╭─ INPUT ROWS
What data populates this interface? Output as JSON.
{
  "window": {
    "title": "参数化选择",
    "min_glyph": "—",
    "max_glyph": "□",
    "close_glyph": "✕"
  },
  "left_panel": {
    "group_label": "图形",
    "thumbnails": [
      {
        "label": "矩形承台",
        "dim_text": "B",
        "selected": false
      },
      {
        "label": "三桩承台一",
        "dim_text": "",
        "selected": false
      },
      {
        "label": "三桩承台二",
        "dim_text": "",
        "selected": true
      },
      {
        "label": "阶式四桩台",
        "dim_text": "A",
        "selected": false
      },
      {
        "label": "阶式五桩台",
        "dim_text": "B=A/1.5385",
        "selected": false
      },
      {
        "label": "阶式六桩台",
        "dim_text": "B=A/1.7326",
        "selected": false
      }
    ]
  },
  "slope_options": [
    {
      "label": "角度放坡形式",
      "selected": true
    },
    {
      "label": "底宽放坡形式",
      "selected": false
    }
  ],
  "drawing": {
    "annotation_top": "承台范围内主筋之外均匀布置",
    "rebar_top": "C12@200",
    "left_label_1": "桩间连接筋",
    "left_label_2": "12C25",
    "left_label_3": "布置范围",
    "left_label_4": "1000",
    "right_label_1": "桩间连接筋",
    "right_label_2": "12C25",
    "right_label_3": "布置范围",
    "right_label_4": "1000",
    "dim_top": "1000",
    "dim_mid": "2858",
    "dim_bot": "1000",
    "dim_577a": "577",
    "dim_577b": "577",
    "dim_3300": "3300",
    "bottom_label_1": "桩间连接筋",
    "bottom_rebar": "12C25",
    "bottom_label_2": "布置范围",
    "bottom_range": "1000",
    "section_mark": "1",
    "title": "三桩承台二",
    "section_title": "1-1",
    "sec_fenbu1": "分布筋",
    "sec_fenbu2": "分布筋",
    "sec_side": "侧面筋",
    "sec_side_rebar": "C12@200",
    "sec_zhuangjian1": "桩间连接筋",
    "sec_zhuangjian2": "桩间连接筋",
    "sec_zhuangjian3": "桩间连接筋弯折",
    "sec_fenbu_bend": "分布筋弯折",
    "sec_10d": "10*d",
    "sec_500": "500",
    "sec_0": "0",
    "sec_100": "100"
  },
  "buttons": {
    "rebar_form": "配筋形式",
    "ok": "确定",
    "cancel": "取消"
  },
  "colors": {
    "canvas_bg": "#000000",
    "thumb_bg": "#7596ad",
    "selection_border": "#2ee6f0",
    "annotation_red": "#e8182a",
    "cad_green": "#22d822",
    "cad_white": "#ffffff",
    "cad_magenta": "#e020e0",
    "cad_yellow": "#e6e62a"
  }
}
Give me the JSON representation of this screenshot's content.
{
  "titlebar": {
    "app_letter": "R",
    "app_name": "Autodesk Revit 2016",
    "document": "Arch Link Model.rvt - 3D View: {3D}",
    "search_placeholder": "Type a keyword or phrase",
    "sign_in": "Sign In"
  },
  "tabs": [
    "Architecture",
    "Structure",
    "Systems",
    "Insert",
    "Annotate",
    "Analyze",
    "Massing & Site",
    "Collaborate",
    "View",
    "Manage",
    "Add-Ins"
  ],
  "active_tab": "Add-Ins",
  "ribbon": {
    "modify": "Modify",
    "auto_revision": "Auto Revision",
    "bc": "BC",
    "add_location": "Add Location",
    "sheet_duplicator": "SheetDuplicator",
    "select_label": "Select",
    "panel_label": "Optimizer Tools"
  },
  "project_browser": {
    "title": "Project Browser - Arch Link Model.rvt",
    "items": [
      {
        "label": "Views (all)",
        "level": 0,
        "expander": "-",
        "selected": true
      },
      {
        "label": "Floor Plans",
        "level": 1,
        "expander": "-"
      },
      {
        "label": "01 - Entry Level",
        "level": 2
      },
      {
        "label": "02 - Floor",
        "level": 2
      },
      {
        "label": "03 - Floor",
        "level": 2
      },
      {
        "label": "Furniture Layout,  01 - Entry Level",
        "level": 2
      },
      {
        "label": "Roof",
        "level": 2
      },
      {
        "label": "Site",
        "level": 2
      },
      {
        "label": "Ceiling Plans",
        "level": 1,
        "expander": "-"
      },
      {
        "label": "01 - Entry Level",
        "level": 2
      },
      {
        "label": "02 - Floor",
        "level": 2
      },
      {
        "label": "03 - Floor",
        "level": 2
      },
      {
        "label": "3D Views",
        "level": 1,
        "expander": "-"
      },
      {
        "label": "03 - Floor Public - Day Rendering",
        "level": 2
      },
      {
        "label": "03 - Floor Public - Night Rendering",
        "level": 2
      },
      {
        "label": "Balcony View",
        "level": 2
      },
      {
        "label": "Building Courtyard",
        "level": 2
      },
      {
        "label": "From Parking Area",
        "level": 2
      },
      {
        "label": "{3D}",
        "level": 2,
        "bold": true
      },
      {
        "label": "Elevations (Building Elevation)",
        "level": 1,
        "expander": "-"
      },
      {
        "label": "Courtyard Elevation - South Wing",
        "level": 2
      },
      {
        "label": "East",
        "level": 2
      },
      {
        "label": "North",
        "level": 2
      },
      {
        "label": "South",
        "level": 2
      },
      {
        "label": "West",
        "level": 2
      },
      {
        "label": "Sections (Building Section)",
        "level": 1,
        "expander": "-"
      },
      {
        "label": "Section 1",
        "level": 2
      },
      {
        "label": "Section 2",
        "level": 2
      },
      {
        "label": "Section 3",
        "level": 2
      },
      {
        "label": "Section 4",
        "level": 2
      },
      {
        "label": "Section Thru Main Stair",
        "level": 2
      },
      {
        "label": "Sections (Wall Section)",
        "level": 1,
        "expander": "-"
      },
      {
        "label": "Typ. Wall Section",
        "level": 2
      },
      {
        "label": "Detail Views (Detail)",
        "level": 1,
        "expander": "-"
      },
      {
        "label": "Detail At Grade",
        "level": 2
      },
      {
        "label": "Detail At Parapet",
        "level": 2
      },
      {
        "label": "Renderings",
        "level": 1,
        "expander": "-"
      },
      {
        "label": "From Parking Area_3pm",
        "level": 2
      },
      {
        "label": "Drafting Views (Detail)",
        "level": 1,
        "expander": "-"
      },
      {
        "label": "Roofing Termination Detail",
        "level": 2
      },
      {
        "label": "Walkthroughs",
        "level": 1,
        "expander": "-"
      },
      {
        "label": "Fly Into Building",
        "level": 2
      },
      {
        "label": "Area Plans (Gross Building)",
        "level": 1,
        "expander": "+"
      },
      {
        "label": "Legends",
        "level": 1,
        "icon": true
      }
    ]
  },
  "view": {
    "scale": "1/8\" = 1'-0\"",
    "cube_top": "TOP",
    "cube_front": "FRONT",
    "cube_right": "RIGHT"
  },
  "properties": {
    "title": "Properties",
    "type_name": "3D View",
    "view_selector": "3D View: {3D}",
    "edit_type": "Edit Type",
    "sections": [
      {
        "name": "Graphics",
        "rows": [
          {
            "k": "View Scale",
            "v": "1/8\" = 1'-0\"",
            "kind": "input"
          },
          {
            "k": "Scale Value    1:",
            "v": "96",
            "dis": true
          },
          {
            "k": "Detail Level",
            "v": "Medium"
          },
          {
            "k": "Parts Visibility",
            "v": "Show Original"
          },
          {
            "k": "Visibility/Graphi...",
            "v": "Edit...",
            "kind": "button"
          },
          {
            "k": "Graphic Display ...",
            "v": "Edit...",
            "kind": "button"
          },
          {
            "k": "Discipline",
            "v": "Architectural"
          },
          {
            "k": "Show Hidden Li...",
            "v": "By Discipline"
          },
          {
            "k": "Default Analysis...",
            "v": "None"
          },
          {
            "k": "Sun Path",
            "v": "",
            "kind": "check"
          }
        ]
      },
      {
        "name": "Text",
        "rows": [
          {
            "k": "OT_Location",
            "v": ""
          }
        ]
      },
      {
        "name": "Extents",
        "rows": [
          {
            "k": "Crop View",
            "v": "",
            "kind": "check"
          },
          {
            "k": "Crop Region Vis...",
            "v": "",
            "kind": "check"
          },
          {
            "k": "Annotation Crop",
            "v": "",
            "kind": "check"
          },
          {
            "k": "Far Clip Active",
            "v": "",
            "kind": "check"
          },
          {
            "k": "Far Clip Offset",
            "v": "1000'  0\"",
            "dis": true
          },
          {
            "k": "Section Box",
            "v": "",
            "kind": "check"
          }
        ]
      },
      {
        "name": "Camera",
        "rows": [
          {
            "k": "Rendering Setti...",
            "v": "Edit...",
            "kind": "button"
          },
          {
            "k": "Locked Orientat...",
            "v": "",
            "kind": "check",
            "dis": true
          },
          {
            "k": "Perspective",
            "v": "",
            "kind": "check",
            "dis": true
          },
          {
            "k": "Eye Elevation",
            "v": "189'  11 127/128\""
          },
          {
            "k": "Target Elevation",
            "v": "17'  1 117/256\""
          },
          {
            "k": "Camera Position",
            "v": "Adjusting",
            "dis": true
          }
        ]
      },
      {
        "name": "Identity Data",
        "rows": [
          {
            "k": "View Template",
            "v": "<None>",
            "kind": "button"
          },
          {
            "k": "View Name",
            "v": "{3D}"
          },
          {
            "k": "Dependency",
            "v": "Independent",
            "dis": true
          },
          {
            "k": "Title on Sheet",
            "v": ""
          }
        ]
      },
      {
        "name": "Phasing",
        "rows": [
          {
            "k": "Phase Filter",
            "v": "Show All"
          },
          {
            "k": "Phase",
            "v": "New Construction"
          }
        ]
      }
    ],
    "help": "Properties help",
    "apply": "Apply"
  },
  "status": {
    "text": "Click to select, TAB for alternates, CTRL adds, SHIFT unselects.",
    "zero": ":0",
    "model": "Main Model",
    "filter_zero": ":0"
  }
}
╰─
# TASK TO CARRY OUT
From the data, pick out every line that includes "布置范围".

# COMPLETE ANSWER
    "left_label_3": "布置范围",
    "right_label_3": "布置范围",
    "bottom_label_2": "布置范围",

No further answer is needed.